- [Objective] Copy only what runs from the line containing "OCR this image." through the end of the material below, line for line, with both ends included.

- [Record list]
-.-.-

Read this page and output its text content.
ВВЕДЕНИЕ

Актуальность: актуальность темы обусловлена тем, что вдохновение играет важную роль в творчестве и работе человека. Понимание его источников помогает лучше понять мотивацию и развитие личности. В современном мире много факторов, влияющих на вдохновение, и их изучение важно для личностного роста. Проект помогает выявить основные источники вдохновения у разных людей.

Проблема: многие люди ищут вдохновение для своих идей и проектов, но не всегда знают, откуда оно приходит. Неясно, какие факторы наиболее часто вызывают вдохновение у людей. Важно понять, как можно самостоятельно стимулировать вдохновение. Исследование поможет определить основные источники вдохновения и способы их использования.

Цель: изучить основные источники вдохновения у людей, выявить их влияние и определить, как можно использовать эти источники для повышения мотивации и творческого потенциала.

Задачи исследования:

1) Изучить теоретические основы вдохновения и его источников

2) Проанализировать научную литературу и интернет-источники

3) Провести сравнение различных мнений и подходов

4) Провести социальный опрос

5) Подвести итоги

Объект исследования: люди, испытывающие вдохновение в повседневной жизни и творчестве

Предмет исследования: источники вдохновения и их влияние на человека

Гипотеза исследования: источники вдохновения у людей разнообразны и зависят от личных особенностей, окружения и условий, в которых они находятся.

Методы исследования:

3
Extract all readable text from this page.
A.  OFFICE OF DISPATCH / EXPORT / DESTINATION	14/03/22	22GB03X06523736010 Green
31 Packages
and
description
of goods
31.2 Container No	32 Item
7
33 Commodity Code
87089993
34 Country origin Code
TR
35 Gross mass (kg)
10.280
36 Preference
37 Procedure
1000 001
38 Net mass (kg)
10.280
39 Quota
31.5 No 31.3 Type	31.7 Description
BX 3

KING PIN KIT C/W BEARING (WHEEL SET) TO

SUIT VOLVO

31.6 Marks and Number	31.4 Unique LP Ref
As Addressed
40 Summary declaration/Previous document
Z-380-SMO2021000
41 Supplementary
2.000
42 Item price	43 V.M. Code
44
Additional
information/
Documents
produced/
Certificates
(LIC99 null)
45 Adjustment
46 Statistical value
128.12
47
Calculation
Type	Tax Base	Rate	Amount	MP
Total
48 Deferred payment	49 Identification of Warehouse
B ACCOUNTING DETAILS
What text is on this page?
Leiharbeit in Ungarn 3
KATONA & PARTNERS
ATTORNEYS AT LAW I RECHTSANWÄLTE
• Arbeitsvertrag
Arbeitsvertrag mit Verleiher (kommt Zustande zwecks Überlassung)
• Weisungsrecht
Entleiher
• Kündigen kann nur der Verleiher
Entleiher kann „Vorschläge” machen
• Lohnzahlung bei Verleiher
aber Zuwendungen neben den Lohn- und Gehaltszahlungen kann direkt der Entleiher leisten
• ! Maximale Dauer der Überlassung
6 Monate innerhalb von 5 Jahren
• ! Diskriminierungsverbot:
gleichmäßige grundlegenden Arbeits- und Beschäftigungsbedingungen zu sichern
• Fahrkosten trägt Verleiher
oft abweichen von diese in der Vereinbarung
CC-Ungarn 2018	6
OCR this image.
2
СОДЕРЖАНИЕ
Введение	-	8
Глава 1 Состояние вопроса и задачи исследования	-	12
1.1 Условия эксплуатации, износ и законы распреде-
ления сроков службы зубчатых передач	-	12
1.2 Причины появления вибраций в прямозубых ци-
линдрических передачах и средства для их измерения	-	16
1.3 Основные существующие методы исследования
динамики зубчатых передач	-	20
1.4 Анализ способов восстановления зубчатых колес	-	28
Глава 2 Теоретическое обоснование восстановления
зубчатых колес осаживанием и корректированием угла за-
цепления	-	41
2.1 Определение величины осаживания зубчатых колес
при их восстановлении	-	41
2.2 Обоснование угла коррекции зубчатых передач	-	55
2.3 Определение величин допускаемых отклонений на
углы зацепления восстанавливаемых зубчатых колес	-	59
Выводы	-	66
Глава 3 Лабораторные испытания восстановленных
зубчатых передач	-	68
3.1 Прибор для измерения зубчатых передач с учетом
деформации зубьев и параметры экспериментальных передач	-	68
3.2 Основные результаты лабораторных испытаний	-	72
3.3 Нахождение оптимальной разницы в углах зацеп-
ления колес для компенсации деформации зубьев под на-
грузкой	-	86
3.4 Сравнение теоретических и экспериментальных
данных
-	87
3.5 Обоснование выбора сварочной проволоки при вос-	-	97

-.-.-

- [Complete response]
OCR this image.
2
СОДЕРЖАНИЕ
Введение	-	8
Глава 1 Состояние вопроса и задачи исследования	-	12
1.1 Условия эксплуатации, износ и законы распреде-
ления сроков службы зубчатых передач	-	12
1.2 Причины появления вибраций в прямозубых ци-
линдрических передачах и средства для их измерения	-	16
1.3 Основные существующие методы исследования
динамики зубчатых передач	-	20
1.4 Анализ способов восстановления зубчатых колес	-	28
Глава 2 Теоретическое обоснование восстановления
зубчатых колес осаживанием и корректированием угла за-
цепления	-	41
2.1 Определение величины осаживания зубчатых колес
при их восстановлении	-	41
2.2 Обоснование угла коррекции зубчатых передач	-	55
2.3 Определение величин допускаемых отклонений на
углы зацепления восстанавливаемых зубчатых колес	-	59
Выводы	-	66
Глава 3 Лабораторные испытания восстановленных
зубчатых передач	-	68
3.1 Прибор для измерения зубчатых передач с учетом
деформации зубьев и параметры экспериментальных передач	-	68
3.2 Основные результаты лабораторных испытаний	-	72
3.3 Нахождение оптимальной разницы в углах зацеп-
ления колес для компенсации деформации зубьев под на-
грузкой	-	86
3.4 Сравнение теоретических и экспериментальных
данных
-	87
3.5 Обоснование выбора сварочной проволоки при вос-	-	97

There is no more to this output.